=== WHAT YOU WILL DO ===
Edit the records below so that every instance of "Researching" becomes "In Progress" and nothing else changes. Leave the pictures out of your answer.

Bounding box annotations
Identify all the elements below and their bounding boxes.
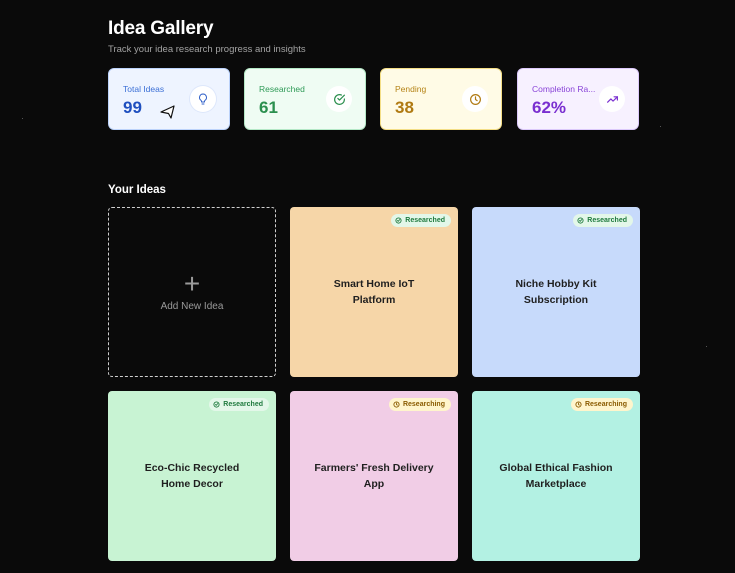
idea-title: Eco-Chic Recycled Home Decor (144, 462, 240, 490)
page-subtitle: Track your idea research progress and in… (108, 44, 306, 55)
stat-value: 38 (395, 98, 414, 117)
stat-card-researched: Researched 61 (244, 68, 366, 130)
idea-card[interactable]: Researched Niche Hobby Kit Subscription (472, 207, 640, 377)
stat-label: Researched (259, 84, 305, 94)
status-badge: Researching (388, 398, 451, 411)
idea-card[interactable]: Researching Farmers' Fresh Delivery App (290, 391, 458, 561)
add-new-idea-button[interactable]: + Add New Idea (108, 207, 276, 377)
background-dot (660, 126, 661, 127)
trending-up-icon (599, 86, 625, 112)
check-circle-icon (326, 86, 352, 112)
background-dot (22, 118, 23, 119)
stat-label: Completion Ra... (532, 84, 596, 94)
section-title: Your Ideas (108, 184, 166, 196)
idea-title: Global Ethical Fashion Marketplace (499, 462, 613, 490)
stat-value: 62% (532, 98, 567, 117)
status-badge-label: Researching (584, 401, 627, 408)
status-badge-label: Researched (405, 217, 445, 224)
status-badge: Researching (570, 398, 633, 411)
idea-card[interactable]: Researching Global Ethical Fashion Marke… (472, 391, 640, 561)
stat-value: 61 (259, 98, 278, 117)
status-badge-label: Researched (587, 217, 627, 224)
clock-icon (393, 401, 400, 408)
idea-title: Smart Home IoT Platform (333, 278, 415, 306)
plus-icon: + (183, 267, 201, 299)
idea-card[interactable]: Researched Eco-Chic Recycled Home Decor (108, 391, 276, 561)
mouse-pointer-icon (160, 105, 176, 124)
status-badge-label: Researched (223, 401, 263, 408)
status-badge: Researched (209, 398, 269, 411)
status-badge: Researched (573, 214, 633, 227)
ideas-grid: + Add New Idea Researched Smart Home IoT… (108, 207, 640, 562)
idea-title: Farmers' Fresh Delivery App (314, 462, 434, 490)
add-new-idea-label: Add New Idea (160, 300, 224, 312)
stat-label: Total Ideas (123, 84, 165, 94)
idea-title: Niche Hobby Kit Subscription (515, 278, 597, 306)
status-badge-label: Researching (402, 401, 445, 408)
status-badge: Researched (391, 214, 451, 227)
page-title: Idea Gallery (108, 18, 214, 39)
check-circle-icon (577, 217, 584, 224)
clock-icon (462, 86, 488, 112)
idea-card[interactable]: Researched Smart Home IoT Platform (290, 207, 458, 377)
check-circle-icon (395, 217, 402, 224)
check-circle-icon (213, 401, 220, 408)
lightbulb-icon (190, 86, 216, 112)
clock-icon (575, 401, 582, 408)
idea-gallery-page: Idea Gallery Track your idea research pr… (0, 0, 735, 573)
stats-row: Total Ideas 99 Researched 61 Pending 38 (108, 68, 640, 132)
stat-label: Pending (395, 84, 427, 94)
stat-card-pending: Pending 38 (380, 68, 502, 130)
page-header: Idea Gallery Track your idea research pr… (108, 18, 306, 56)
background-dot (706, 346, 707, 347)
stat-value: 99 (123, 98, 142, 117)
stat-card-completion-rate: Completion Ra... 62% (517, 68, 639, 130)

=== TASK OUTPUT ===
Identify all the elements below and their bounding boxes.
idea-title: Eco-Chic Recycled Home Decor (144, 462, 240, 490)
page-subtitle: Track your idea research progress and in… (108, 44, 306, 55)
stat-value: 38 (395, 98, 414, 117)
stat-card-researched: Researched 61 (244, 68, 366, 130)
idea-card[interactable]: Researched Niche Hobby Kit Subscription (472, 207, 640, 377)
stat-label: Researched (259, 84, 305, 94)
status-badge: In Progress (388, 398, 451, 411)
idea-card[interactable]: In Progress Farmers' Fresh Delivery App (290, 391, 458, 561)
add-new-idea-button[interactable]: + Add New Idea (108, 207, 276, 377)
background-dot (660, 126, 661, 127)
trending-up-icon (599, 86, 625, 112)
check-circle-icon (326, 86, 352, 112)
background-dot (22, 118, 23, 119)
stat-label: Completion Ra... (532, 84, 596, 94)
section-title: Your Ideas (108, 184, 166, 196)
idea-title: Global Ethical Fashion Marketplace (499, 462, 613, 490)
stat-value: 62% (532, 98, 567, 117)
status-badge-label: In Progress (584, 401, 627, 408)
status-badge-label: Researched (405, 217, 445, 224)
status-badge: In Progress (570, 398, 633, 411)
idea-card[interactable]: In Progress Global Ethical Fashion Marke… (472, 391, 640, 561)
stat-value: 61 (259, 98, 278, 117)
status-badge-label: Researched (587, 217, 627, 224)
clock-icon (393, 401, 400, 408)
idea-title: Smart Home IoT Platform (333, 278, 415, 306)
plus-icon: + (183, 267, 201, 299)
idea-card[interactable]: Researched Eco-Chic Recycled Home Decor (108, 391, 276, 561)
mouse-pointer-icon (160, 105, 176, 124)
status-badge-label: Researched (223, 401, 263, 408)
status-badge: Researched (209, 398, 269, 411)
status-badge: Researched (573, 214, 633, 227)
ideas-grid: + Add New Idea Researched Smart Home IoT… (108, 207, 640, 562)
idea-title: Farmers' Fresh Delivery App (314, 462, 434, 490)
add-new-idea-label: Add New Idea (160, 300, 224, 312)
stat-label: Total Ideas (123, 84, 165, 94)
idea-title: Niche Hobby Kit Subscription (515, 278, 597, 306)
status-badge-label: In Progress (402, 401, 445, 408)
status-badge: Researched (391, 214, 451, 227)
page-title: Idea Gallery (108, 18, 214, 39)
check-circle-icon (577, 217, 584, 224)
clock-icon (462, 86, 488, 112)
idea-card[interactable]: Researched Smart Home IoT Platform (290, 207, 458, 377)
check-circle-icon (395, 217, 402, 224)
check-circle-icon (213, 401, 220, 408)
lightbulb-icon (190, 86, 216, 112)
clock-icon (575, 401, 582, 408)
idea-gallery-page: Idea Gallery Track your idea research pr… (0, 0, 735, 573)
stats-row: Total Ideas 99 Researched 61 Pending 38 (108, 68, 640, 132)
stat-label: Pending (395, 84, 427, 94)
stat-card-pending: Pending 38 (380, 68, 502, 130)
page-header: Idea Gallery Track your idea research pr… (108, 18, 306, 56)
background-dot (706, 346, 707, 347)
stat-value: 99 (123, 98, 142, 117)
stat-card-completion-rate: Completion Ra... 62% (517, 68, 639, 130)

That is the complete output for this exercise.